-- Begin Input material --

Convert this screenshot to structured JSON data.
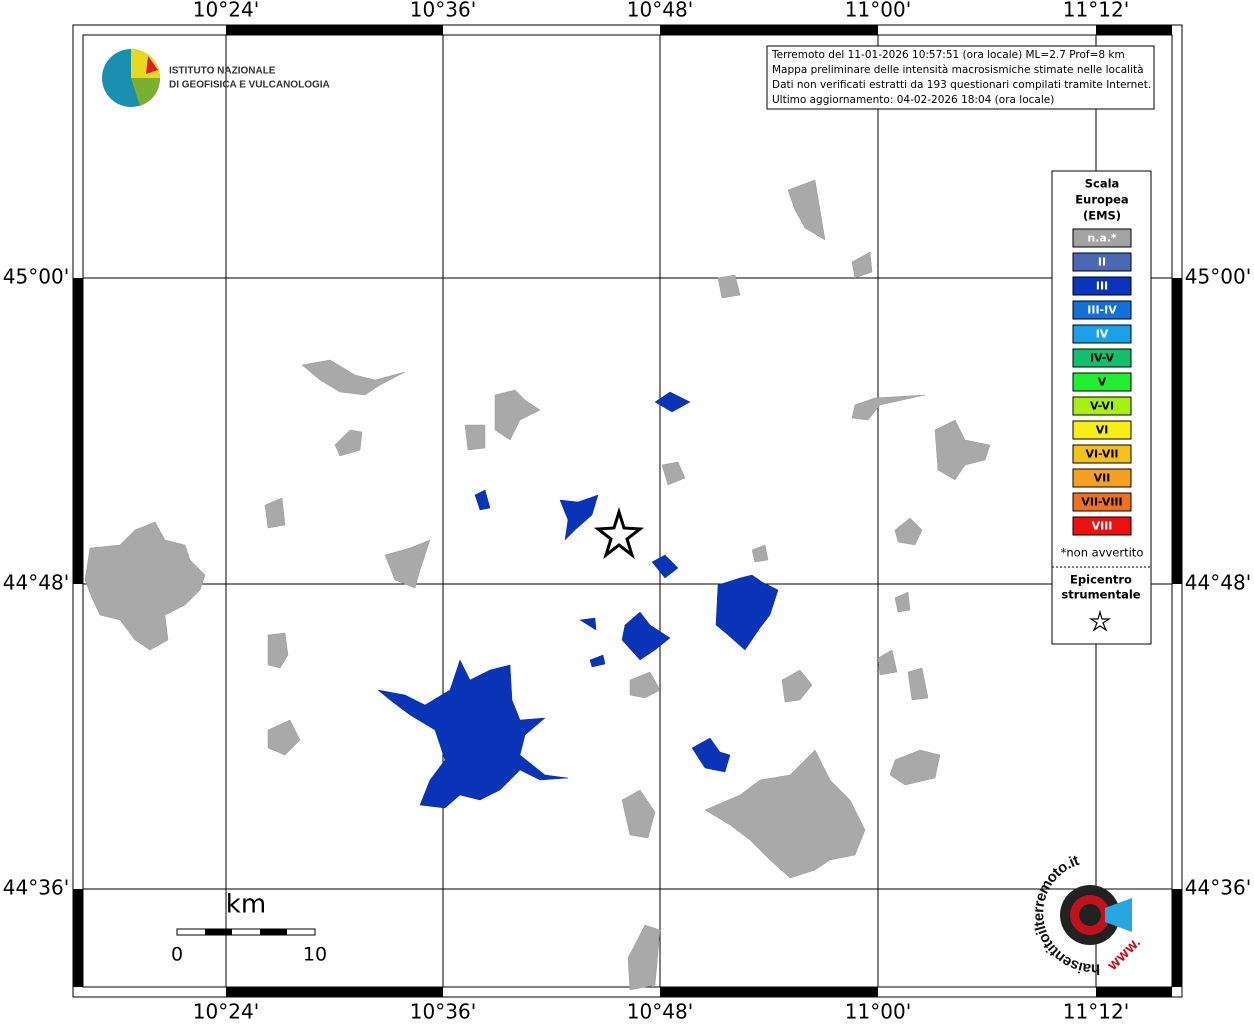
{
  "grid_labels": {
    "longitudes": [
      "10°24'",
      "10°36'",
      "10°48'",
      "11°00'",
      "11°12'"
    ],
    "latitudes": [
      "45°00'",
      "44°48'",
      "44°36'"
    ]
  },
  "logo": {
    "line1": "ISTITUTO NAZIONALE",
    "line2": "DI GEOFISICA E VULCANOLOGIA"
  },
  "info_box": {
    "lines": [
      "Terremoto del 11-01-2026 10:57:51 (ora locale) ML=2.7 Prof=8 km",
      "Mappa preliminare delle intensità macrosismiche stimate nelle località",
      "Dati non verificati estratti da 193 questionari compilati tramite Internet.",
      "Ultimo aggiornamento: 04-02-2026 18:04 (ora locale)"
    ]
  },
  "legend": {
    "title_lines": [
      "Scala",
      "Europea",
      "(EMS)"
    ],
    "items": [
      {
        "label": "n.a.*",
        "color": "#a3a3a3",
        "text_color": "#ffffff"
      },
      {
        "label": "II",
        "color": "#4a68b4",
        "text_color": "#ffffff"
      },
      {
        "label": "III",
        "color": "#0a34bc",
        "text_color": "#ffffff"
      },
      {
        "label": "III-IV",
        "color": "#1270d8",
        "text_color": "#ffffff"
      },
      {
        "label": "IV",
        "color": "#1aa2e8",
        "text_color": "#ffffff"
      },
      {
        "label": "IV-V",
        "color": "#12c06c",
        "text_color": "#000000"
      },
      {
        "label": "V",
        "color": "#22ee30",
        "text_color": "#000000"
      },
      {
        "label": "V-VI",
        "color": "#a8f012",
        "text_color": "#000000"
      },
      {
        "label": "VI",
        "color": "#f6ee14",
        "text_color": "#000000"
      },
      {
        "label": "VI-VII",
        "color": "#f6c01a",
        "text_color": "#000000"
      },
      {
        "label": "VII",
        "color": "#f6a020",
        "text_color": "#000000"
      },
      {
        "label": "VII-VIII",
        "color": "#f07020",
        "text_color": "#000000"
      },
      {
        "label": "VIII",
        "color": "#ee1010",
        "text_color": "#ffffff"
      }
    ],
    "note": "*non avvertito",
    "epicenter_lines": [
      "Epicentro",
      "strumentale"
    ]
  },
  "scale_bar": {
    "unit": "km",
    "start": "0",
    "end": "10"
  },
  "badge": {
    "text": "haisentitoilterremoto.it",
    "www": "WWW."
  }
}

-- End Input material --
-- Begin Input material --

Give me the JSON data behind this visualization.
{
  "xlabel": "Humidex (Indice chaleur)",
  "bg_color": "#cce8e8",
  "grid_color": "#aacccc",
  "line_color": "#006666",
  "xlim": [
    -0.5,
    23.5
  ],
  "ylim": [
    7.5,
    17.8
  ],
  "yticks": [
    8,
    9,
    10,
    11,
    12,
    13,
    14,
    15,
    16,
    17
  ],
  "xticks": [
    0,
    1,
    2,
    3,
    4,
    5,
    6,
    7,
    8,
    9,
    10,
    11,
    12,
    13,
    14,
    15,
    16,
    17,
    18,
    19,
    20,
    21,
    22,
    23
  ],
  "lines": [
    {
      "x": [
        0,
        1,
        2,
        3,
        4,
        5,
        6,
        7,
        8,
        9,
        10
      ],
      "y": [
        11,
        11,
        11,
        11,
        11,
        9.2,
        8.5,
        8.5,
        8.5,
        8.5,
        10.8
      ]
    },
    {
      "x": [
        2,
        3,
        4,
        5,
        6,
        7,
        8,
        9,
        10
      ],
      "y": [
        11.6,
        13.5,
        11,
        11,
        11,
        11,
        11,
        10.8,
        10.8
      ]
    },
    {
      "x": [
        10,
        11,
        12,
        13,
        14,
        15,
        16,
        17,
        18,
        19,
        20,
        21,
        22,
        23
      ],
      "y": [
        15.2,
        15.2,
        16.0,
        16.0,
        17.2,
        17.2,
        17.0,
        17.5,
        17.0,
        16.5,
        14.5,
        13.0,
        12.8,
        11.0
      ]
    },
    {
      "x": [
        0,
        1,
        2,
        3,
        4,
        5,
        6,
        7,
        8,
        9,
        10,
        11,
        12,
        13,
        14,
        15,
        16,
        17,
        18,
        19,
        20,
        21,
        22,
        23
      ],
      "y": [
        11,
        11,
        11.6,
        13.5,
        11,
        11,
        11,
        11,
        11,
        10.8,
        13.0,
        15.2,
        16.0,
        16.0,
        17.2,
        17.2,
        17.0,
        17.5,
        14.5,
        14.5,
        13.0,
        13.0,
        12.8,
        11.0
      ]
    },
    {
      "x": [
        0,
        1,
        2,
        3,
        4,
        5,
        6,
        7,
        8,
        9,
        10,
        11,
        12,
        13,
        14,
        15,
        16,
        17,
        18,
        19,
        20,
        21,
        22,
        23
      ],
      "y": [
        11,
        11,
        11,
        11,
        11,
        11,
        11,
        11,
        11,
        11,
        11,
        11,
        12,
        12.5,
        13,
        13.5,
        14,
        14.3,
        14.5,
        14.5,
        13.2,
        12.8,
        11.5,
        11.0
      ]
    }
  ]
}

-- End Input material --

**Exercise task:** Copy, from the material, each line that holds the string "JSON".

**Exercise result:**
Convert this screenshot to structured JSON data.
Give me the JSON data behind this visualization.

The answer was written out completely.